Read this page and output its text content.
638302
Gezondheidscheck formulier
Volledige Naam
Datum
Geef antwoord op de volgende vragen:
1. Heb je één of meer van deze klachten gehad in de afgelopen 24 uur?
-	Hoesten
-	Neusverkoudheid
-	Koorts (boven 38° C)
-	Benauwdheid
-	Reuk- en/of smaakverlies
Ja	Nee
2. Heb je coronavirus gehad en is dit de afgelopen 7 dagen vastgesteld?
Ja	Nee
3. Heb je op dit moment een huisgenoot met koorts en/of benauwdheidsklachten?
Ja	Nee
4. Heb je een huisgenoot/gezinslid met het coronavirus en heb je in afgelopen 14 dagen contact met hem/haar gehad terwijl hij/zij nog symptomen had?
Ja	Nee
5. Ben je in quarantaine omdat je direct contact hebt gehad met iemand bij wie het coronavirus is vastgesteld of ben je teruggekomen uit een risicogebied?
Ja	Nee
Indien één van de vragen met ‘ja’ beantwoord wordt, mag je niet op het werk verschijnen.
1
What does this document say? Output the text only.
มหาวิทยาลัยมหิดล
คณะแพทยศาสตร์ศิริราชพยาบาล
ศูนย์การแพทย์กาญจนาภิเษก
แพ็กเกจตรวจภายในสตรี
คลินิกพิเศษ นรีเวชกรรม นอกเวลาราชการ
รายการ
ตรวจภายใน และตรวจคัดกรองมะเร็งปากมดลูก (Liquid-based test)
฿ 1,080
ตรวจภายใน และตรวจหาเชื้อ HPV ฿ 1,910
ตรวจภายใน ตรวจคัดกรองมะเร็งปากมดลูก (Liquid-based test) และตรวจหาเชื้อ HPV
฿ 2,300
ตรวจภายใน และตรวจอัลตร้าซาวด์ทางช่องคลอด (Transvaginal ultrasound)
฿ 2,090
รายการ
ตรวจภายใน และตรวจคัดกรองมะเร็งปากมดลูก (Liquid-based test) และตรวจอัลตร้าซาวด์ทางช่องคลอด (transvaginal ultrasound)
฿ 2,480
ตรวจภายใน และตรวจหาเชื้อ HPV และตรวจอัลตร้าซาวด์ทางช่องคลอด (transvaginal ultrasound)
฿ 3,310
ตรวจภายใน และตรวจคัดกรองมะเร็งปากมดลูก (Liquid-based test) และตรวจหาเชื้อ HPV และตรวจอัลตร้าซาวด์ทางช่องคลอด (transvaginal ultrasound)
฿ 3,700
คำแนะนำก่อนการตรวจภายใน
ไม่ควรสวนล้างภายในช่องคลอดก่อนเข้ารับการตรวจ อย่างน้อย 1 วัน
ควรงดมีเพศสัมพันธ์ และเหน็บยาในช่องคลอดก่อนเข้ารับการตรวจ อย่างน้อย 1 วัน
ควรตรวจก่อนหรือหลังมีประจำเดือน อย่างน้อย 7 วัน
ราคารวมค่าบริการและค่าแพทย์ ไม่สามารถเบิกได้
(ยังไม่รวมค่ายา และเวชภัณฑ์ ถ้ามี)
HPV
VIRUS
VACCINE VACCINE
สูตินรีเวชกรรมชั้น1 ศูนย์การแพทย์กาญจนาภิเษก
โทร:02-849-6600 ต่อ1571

- About this task
Please count how many lines of the listing include the word "งปากมดล", giving the number by itself.

- Solution
4